§ **What this task involves**
In the copy, keep every record exact and leave out all images.
+ + +
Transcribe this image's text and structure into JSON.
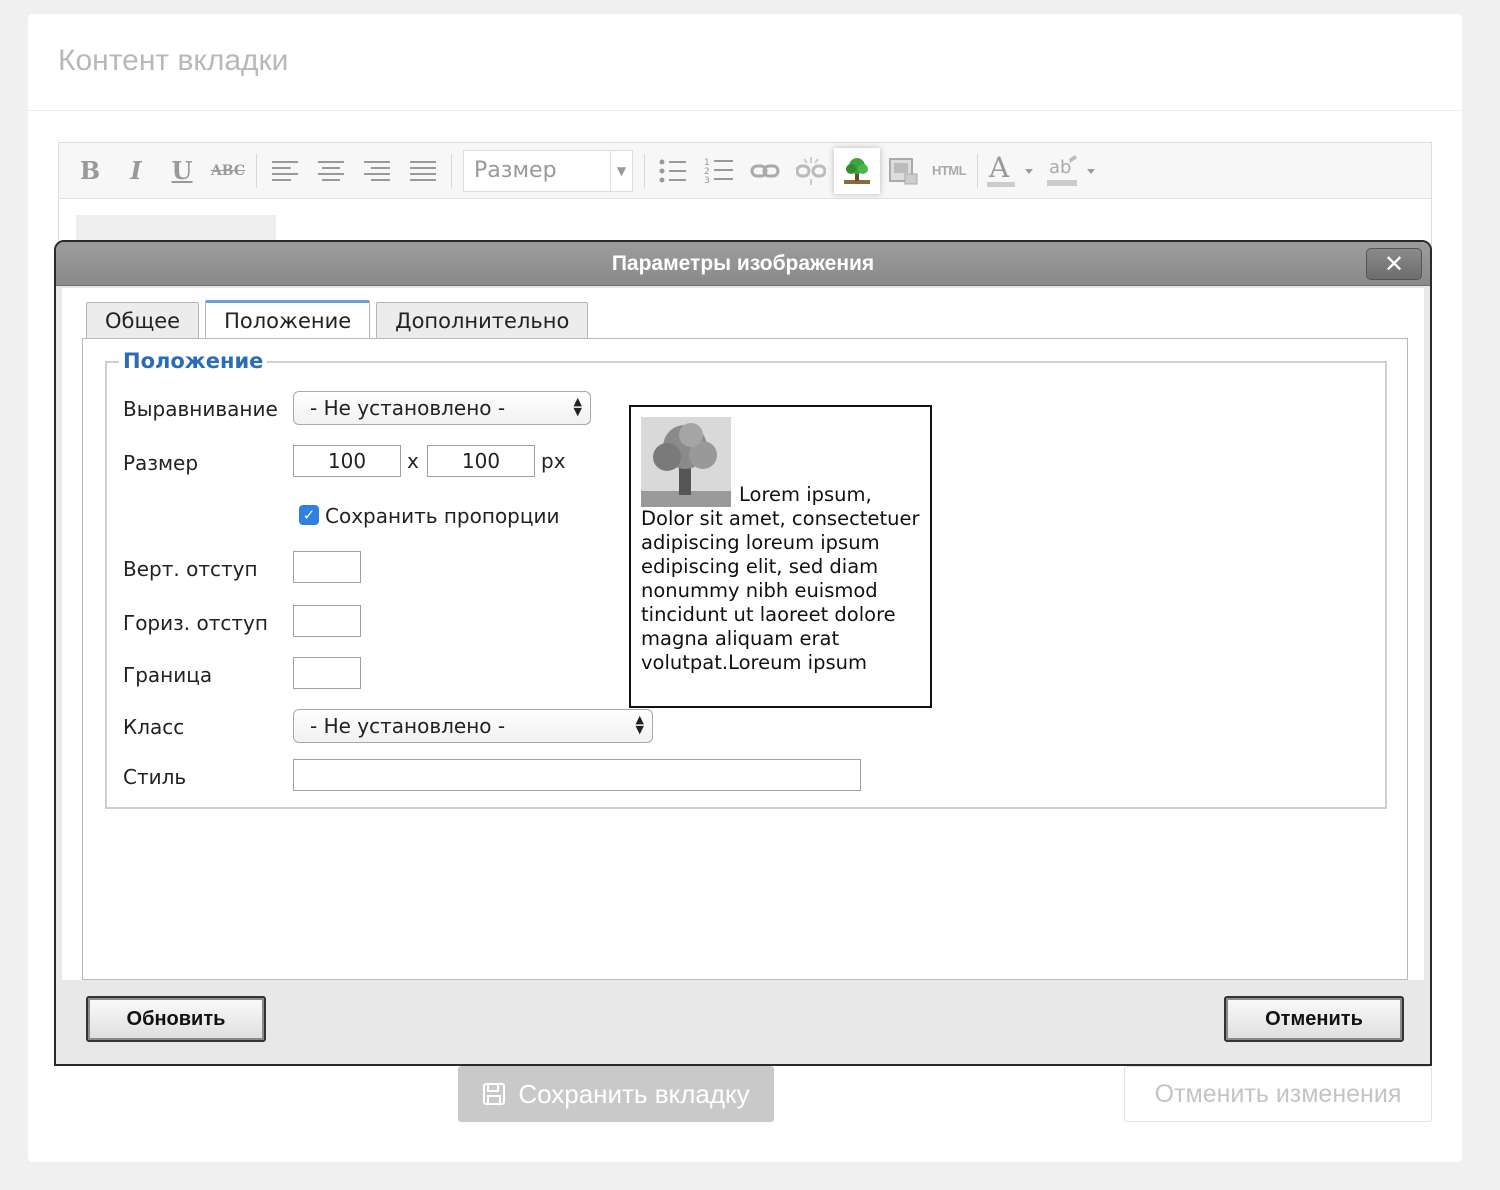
{
  "page": {
    "title": "Контент вкладки"
  },
  "toolbar": {
    "size_select": "Размер",
    "html_label": "HTML"
  },
  "dialog": {
    "title": "Параметры изображения",
    "close_label": "✕",
    "tabs": [
      {
        "label": "Общее",
        "active": false
      },
      {
        "label": "Положение",
        "active": true
      },
      {
        "label": "Дополнительно",
        "active": false
      }
    ],
    "legend": "Положение",
    "fields": {
      "align_label": "Выравнивание",
      "align_value": "- Не установлено -",
      "size_label": "Размер",
      "width_value": "100",
      "times": "x",
      "height_value": "100",
      "unit": "px",
      "keep_proportions_label": "Сохранить пропорции",
      "keep_proportions_checked": true,
      "vspace_label": "Верт. отступ",
      "vspace_value": "",
      "hspace_label": "Гориз. отступ",
      "hspace_value": "",
      "border_label": "Граница",
      "border_value": "",
      "class_label": "Класс",
      "class_value": "- Не установлено -",
      "style_label": "Стиль",
      "style_value": ""
    },
    "preview_text": "Lorem ipsum, Dolor sit amet, consectetuer adipiscing loreum ipsum edipiscing elit, sed diam nonummy nibh euismod tincidunt ut laoreet dolore magna aliquam erat volutpat.Loreum ipsum",
    "buttons": {
      "update": "Обновить",
      "cancel": "Отменить"
    }
  },
  "footer": {
    "save_tab": "Сохранить вкладку",
    "cancel_changes": "Отменить изменения"
  },
  "colors": {
    "accent_blue": "#2b6cb6",
    "checkbox_blue": "#2f7fe5",
    "titlebar_gray": "#8f8f8f"
  }
}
+ + +
§ **Written response**
Transcribe this image's text and structure into JSON.
{
  "page": {
    "title": "Контент вкладки"
  },
  "toolbar": {
    "size_select": "Размер",
    "html_label": "HTML"
  },
  "dialog": {
    "title": "Параметры изображения",
    "close_label": "✕",
    "tabs": [
      {
        "label": "Общее",
        "active": false
      },
      {
        "label": "Положение",
        "active": true
      },
      {
        "label": "Дополнительно",
        "active": false
      }
    ],
    "legend": "Положение",
    "fields": {
      "align_label": "Выравнивание",
      "align_value": "- Не установлено -",
      "size_label": "Размер",
      "width_value": "100",
      "times": "x",
      "height_value": "100",
      "unit": "px",
      "keep_proportions_label": "Сохранить пропорции",
      "keep_proportions_checked": true,
      "vspace_label": "Верт. отступ",
      "vspace_value": "",
      "hspace_label": "Гориз. отступ",
      "hspace_value": "",
      "border_label": "Граница",
      "border_value": "",
      "class_label": "Класс",
      "class_value": "- Не установлено -",
      "style_label": "Стиль",
      "style_value": ""
    },
    "preview_text": "Lorem ipsum, Dolor sit amet, consectetuer adipiscing loreum ipsum edipiscing elit, sed diam nonummy nibh euismod tincidunt ut laoreet dolore magna aliquam erat volutpat.Loreum ipsum",
    "buttons": {
      "update": "Обновить",
      "cancel": "Отменить"
    }
  },
  "footer": {
    "save_tab": "Сохранить вкладку",
    "cancel_changes": "Отменить изменения"
  },
  "colors": {
    "accent_blue": "#2b6cb6",
    "checkbox_blue": "#2f7fe5",
    "titlebar_gray": "#8f8f8f"
  }
}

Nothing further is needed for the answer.